Entries supplied
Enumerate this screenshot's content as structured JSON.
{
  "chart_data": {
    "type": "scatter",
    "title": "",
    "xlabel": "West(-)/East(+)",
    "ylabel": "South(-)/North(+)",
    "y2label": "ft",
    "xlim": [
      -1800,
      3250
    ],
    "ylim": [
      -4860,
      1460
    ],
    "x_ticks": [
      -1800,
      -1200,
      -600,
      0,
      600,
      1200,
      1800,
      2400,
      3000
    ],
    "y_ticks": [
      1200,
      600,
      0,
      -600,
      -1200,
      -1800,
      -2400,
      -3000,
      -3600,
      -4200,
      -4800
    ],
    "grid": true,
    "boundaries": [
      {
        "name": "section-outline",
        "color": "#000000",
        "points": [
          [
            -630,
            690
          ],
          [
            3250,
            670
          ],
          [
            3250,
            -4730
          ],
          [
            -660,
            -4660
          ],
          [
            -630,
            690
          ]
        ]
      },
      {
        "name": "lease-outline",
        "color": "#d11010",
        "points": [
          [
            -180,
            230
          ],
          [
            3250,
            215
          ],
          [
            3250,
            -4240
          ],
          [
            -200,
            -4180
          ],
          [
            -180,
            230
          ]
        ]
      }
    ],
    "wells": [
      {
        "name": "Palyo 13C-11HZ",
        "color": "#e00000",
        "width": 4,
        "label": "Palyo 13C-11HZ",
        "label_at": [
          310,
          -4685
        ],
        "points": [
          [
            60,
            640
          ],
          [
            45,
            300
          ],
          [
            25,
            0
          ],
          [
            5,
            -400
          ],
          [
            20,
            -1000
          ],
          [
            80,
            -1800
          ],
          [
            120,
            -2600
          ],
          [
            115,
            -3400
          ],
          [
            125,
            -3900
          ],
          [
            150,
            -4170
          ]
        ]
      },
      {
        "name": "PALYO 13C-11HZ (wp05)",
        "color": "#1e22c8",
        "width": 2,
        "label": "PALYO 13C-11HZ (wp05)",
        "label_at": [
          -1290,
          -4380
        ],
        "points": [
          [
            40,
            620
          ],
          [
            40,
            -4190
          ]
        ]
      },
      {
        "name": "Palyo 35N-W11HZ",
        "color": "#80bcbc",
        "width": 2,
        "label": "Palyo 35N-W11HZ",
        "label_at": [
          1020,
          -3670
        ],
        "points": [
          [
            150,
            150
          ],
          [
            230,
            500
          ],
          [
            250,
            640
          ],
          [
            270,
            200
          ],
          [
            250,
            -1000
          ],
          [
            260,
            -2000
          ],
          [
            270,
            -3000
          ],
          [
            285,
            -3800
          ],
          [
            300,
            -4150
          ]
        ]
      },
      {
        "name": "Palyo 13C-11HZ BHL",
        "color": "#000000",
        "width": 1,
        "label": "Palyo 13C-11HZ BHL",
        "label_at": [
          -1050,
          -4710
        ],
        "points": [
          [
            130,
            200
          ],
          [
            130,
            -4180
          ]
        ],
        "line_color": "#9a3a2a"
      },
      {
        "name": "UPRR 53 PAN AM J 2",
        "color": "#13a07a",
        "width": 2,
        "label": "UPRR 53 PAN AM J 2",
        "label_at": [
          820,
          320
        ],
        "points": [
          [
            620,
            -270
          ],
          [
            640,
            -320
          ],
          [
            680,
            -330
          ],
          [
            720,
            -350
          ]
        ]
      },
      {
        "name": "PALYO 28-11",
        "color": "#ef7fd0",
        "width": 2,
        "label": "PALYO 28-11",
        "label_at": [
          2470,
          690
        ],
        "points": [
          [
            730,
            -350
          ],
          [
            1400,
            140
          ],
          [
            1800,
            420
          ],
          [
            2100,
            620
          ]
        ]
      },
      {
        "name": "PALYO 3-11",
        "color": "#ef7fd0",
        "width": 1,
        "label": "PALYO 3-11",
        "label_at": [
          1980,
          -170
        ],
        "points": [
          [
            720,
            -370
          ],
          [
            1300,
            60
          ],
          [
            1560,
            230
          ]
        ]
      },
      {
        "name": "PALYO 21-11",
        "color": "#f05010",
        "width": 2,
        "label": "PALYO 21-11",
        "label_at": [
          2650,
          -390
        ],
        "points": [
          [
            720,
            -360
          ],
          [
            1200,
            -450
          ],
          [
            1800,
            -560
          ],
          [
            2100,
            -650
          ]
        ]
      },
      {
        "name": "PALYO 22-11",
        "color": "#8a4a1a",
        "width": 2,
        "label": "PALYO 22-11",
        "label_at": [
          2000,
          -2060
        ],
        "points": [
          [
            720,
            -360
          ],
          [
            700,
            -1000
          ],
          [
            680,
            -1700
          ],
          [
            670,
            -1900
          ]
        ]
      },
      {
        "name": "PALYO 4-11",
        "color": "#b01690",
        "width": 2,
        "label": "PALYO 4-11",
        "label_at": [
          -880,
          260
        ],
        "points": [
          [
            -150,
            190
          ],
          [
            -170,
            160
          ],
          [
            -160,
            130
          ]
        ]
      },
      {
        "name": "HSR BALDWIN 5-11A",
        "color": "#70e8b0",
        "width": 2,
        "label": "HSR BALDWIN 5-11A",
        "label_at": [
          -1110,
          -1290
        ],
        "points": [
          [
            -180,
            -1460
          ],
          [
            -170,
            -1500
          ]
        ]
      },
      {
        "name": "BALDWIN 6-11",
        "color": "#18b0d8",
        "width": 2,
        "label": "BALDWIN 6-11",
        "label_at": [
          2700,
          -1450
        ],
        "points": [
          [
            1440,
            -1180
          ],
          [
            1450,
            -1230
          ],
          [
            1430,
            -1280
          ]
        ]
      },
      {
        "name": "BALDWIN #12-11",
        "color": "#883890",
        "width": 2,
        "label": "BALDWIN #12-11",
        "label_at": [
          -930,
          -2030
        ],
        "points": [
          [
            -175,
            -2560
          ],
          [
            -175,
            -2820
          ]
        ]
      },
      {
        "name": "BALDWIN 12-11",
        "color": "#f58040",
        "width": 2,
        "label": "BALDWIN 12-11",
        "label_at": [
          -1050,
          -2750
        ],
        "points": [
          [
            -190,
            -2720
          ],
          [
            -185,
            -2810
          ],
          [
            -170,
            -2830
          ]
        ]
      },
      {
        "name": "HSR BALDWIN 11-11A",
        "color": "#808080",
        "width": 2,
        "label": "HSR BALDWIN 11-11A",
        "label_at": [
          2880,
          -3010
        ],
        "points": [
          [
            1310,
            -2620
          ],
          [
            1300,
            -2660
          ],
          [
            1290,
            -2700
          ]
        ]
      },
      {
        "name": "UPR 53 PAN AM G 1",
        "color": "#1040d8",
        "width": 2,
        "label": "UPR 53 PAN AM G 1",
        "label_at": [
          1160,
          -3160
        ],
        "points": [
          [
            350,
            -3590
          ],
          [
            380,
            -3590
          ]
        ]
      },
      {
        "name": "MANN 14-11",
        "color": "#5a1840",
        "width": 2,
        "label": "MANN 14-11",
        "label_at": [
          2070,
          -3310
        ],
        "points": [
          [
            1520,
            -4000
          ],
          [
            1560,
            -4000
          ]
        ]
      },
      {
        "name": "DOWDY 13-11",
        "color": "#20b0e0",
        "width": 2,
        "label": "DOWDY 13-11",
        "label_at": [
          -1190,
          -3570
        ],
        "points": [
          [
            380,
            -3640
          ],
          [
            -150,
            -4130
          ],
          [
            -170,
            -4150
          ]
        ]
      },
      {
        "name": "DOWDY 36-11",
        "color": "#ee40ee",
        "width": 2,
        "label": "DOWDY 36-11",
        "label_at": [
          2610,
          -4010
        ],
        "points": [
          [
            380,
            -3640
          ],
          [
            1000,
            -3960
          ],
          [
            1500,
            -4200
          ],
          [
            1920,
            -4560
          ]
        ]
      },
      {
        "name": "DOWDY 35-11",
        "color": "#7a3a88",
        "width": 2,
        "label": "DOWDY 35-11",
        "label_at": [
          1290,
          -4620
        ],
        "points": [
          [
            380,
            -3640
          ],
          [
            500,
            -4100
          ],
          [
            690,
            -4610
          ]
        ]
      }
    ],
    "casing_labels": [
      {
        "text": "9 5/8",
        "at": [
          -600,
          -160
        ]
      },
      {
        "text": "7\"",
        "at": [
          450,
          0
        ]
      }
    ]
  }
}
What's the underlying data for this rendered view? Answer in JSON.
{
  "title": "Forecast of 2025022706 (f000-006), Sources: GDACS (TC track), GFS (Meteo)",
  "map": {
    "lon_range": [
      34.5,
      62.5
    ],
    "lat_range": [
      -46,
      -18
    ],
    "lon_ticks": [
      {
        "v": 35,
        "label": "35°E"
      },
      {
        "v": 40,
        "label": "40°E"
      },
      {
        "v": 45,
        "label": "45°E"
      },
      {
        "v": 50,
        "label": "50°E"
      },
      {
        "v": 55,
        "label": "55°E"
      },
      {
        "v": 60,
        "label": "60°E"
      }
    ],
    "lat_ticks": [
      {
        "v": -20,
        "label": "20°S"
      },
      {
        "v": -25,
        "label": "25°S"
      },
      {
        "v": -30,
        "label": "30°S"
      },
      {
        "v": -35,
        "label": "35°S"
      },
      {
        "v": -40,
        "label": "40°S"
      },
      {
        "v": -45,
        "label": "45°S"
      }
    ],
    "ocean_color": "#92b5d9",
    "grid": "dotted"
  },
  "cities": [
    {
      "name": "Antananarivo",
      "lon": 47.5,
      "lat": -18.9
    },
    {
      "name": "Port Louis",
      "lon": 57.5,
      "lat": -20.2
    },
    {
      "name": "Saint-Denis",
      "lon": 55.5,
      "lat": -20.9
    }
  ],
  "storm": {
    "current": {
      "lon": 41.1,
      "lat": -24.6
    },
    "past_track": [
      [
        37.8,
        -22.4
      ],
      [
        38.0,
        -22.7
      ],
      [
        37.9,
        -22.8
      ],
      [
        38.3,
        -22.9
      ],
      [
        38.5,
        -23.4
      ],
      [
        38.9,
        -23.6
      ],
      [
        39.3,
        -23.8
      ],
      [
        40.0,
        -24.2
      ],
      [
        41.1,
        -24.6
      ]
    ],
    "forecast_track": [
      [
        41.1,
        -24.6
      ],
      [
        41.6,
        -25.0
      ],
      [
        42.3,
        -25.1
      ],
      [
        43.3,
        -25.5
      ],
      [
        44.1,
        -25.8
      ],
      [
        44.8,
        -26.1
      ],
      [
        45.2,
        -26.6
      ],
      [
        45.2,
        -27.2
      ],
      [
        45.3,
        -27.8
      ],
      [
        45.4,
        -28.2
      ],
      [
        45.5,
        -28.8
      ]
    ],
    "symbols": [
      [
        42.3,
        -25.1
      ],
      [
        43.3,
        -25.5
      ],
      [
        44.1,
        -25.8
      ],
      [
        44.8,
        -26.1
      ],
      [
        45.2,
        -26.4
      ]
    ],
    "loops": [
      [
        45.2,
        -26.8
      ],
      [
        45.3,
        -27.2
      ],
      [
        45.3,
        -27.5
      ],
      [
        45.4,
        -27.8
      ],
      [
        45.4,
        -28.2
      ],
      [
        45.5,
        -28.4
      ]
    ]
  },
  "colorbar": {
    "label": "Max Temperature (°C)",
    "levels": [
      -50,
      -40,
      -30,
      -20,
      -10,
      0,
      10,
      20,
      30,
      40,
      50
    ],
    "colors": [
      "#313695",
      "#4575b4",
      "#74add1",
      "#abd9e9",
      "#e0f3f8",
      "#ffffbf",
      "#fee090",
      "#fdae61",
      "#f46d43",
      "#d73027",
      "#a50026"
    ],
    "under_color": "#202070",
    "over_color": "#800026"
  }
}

The problem
Each line of the data that includes the word "outline" counts once; report the total and nothing more.

Solution to this problem
2